### TEXT
Playing Billiards with a Laser Beam

A research team led by physicists at LMU Munich reports a significant advance in laser-driven particle acceleration. Using tiny plastic beads as targets, they have produced proton bunches that possess unique features, opening up new opportunities for future studies. In their experiments, the group fired a powerful laser pulse at a micrometer-sized plastic sphere, blasting a bunch of protons from the target and accelerating them to velocities approaching the speed of light. The resulting velocity distribution is much narrower than that obtained when thin metal foils are used as targets.

 

Recent years have seen remarkable advances in the development of a new approach to the acceleration of subatomic particles. This strategy makes use of the intense electric fields associated with pulsed, high-energy laser beams to accelerate electrons and protons to ‘relativistic’ velocities (i.e. speeds approaching that of light). Laser-driven acceleration of protons opens up a new route to the construction of compact particle accelerators. Hitherto, the laser shot has generally been directed at a thin metal foil, generating and accelerating a plasma of free electrons and positively charged ions. Physicists at the Ludwig-Maximilians-Universität (LMU) in Munich have now replaced the foil target by a plastic microsphere with a diameter of one-millionth of a meter. These beads are so tiny that they cannot be stably positioned by mechanical means. Instead, the researchers use an electric field to levitate the target particle. Using a feedback circuit, the levitated bead can be trapped with sufficient precision to ensure that it does not drift off the beam axis. The electromagnetic trap was designed and built in the Department of Medical Physics at LMU.

 

The experiments were carried out in collaboration with researchers from the Max Planck Institute of Quantum Optics, the Helmholtz-Zentrum in Dresden-Rossendorf, the GSI Helmholtzzentrum für Schwerionenforschung (Centre for Heavy-Ion Research) in Darmstadt, the TU Darmstadt, the TU Dresden, Goethe University in Frankfurt am Main, and the Helmholtz Institute, Jena.

 

Blasting a bunch of protons from such a plastic microsphere requires extremely powerful and efficient laser systems. The PHELIX laser in Darmstadt, which was used in the experiments, has the necessary specifications. It is capable of producing laser pulses that last for 500 femtoseconds (1 femtosecond is equivalent to a millionth of a billionth of a common second), and transport 150 joules of energy (the amount needed to launch an apple to an altitude of 75 meters).

 

The laser energy is focused on a region with a diameter comparable to the width of a human hair. The power density achieved is equivalent to the deposition of the total amount of energy generated globally in a single year on an area of 1 cm2. Thanks to the particular geometry of the microsphere target used in these experiments, the impact of the laser beam produces a plasma whose properties would be virtually impossible to reproduce by bombarding a foil target.

### ACTIONS TO TAKE
1. In the article on laser-driven proton acceleration, what is the diameter of the plastic microsphere used as the target?
2. Please continue the article on laser-driven proton acceleration from its final sentence.

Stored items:
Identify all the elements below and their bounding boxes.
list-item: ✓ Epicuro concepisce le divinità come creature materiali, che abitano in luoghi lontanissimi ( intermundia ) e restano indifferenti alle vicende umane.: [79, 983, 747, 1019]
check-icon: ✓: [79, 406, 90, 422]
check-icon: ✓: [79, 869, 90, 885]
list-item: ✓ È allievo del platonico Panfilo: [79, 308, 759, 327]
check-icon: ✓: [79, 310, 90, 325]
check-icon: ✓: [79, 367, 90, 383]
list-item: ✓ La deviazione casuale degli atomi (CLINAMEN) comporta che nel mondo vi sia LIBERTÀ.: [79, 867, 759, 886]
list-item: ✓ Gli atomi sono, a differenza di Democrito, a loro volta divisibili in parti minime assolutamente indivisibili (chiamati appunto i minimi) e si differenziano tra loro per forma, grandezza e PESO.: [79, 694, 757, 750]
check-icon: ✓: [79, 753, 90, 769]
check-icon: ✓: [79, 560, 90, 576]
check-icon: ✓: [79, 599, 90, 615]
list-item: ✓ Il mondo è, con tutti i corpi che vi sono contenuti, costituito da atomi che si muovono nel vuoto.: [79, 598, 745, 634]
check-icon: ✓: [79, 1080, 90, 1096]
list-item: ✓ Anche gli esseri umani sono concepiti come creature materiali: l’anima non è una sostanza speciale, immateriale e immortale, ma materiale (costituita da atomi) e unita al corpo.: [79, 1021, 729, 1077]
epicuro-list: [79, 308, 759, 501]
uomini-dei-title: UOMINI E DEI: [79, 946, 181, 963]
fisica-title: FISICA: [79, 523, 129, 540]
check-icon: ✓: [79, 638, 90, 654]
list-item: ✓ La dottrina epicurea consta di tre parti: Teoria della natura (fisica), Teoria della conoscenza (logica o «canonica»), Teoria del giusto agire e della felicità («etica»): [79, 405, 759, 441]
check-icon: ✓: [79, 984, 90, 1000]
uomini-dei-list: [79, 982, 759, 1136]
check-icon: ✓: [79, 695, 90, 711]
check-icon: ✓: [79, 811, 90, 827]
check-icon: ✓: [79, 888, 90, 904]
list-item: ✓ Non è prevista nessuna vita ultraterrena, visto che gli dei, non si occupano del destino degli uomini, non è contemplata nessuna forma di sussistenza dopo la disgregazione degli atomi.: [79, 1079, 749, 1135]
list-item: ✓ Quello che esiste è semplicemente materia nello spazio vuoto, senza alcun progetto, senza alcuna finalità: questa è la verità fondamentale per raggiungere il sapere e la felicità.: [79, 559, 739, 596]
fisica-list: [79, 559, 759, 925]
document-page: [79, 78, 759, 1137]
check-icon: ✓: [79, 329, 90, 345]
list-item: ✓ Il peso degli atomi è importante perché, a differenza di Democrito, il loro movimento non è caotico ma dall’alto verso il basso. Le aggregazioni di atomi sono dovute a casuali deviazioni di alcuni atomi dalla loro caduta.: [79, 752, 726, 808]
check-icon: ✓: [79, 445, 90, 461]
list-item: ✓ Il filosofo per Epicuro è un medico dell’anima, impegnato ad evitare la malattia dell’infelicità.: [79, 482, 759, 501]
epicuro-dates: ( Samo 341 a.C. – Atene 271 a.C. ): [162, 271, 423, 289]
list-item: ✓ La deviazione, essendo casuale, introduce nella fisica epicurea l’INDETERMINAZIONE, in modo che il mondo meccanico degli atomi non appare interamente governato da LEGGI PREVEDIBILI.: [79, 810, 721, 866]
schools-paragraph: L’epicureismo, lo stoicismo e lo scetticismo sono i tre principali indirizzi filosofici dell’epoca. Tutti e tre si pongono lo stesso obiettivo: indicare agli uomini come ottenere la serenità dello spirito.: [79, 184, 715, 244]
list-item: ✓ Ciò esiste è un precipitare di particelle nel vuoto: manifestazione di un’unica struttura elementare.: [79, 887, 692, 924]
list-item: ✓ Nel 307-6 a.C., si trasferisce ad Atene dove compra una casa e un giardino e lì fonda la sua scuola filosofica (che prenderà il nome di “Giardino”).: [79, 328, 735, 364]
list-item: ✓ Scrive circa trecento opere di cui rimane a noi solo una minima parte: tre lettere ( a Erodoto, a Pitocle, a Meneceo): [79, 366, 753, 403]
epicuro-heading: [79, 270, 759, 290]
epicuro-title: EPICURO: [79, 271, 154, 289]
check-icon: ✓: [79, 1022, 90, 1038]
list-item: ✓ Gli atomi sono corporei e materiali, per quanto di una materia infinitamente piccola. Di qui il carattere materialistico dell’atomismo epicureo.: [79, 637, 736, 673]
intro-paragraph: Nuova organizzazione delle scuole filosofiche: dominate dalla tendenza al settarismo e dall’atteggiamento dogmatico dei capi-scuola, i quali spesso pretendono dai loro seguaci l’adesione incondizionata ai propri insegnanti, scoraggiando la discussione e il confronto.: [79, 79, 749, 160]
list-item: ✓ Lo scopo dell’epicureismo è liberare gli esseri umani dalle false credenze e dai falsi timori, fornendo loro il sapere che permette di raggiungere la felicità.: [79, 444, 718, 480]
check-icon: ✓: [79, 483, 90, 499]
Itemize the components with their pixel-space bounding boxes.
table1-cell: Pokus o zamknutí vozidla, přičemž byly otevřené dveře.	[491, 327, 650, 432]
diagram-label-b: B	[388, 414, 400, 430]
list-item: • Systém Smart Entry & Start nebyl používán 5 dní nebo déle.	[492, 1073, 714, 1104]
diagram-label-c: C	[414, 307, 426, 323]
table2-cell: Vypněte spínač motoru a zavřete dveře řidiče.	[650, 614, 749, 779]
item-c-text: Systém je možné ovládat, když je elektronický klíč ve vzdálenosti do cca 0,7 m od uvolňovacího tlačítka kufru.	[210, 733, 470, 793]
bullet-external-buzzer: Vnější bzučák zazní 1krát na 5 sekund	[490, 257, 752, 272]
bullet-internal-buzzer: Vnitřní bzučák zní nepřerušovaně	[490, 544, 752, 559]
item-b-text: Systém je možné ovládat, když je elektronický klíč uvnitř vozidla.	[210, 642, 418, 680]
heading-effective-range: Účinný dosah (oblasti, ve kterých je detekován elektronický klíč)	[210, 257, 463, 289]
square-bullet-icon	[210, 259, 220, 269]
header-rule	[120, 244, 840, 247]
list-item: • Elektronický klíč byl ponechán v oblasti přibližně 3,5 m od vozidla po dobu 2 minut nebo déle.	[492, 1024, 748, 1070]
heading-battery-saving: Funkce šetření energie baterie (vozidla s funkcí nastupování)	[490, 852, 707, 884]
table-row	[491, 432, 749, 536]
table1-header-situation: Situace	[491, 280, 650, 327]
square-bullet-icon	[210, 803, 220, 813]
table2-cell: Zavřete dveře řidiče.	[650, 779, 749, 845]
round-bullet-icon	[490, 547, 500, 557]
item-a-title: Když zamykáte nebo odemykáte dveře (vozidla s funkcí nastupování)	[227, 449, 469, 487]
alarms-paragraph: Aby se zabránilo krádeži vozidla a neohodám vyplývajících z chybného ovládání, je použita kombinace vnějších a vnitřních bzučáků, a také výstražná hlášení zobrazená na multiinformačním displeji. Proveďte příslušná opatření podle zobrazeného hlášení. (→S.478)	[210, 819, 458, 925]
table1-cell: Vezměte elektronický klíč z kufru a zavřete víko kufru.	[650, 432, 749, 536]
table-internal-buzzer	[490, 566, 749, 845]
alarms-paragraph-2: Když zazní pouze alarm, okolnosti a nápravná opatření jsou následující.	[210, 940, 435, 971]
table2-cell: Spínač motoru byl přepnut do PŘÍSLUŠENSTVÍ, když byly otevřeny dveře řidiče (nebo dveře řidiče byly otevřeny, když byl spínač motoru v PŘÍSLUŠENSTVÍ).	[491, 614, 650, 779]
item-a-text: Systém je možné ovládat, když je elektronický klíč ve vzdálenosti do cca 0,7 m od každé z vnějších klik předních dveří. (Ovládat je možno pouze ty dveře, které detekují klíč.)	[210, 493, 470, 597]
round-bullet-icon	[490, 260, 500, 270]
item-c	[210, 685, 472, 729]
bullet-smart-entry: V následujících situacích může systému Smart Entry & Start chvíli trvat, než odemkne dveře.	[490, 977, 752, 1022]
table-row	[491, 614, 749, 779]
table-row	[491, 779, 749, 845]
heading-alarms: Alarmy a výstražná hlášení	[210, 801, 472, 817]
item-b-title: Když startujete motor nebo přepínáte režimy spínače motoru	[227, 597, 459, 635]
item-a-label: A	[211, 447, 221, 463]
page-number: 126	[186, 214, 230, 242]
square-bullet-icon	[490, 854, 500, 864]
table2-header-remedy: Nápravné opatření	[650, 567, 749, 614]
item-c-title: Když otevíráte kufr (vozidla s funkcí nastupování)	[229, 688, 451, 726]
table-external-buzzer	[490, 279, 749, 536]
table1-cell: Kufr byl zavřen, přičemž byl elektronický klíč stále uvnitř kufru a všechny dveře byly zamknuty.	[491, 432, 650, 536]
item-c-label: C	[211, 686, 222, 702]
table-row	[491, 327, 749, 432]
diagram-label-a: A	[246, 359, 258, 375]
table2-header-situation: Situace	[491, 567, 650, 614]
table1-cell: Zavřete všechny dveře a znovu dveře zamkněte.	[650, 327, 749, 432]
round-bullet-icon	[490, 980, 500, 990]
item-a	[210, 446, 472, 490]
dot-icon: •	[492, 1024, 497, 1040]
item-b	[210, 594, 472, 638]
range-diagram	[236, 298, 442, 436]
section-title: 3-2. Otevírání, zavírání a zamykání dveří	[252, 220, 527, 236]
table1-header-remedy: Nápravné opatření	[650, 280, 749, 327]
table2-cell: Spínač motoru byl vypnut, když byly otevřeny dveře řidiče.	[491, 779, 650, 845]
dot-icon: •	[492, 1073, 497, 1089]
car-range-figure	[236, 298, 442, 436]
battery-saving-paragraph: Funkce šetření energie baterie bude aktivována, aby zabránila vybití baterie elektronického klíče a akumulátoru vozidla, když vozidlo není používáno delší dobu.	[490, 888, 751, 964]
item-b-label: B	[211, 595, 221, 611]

### RESPONSES FOR EACH TASK
1. One-millionth of a meter.

2.
Conventional laser-powered proton acceleration results in proton bunches in which the velocity distribution is exponential, i.e. most of the particles are accelerated to relatively low velocities and very few are ejected from the target at the highest speeds. The proton bunches generated in the new study are very different in this respect: They have a very narrow energy spread – in other words, most of the particles exhibit very similar velocities. This kind of behavior is highly unusual for laser-driven proton beams, and it is of crucial significance for future applications of the new approach.

 

In parallel with the experimental work, the team also carried out simulations of the dynamics of the proton plasma on the TITAN supercomputer. The results suggest that a typical proton bunch contains approximately 14 percent of the protons present in the original spherical target. This in turn implies that a significant fraction of the plastic sphere is accelerated in a compact and directional fashion under these conditions. Moreover, the simulations also show that only a small proportion of the energy delivered by the laser is actually imparted to the protons, which indicates that there is plenty of room for improvement.

 

The basic approach is analogous to collisions between billiard balls. "In our experiment, one of the balls is made of light and the other is our tiny levitated target,” explains Peter Hilz, who led the experiments. This novel approach to the generation of proton beams will make experiments feasible which have hitherto been out of reach. “In the coming years, we will concentrate on optimizing the new acceleration process with the help of further simulations and experiments,” Hilz adds.

 

Potential future applications can be envisaged in fusion research, materials science and the treatment of cancers. The proton bunches generated with the new technique should also be of interest for studies in fundamental physics. For example, they could make it possible to recreate on a laboratory scale states of matter found in the interior of the Sun or in the inner recesses of giant planets such as Jupiter and Saturn.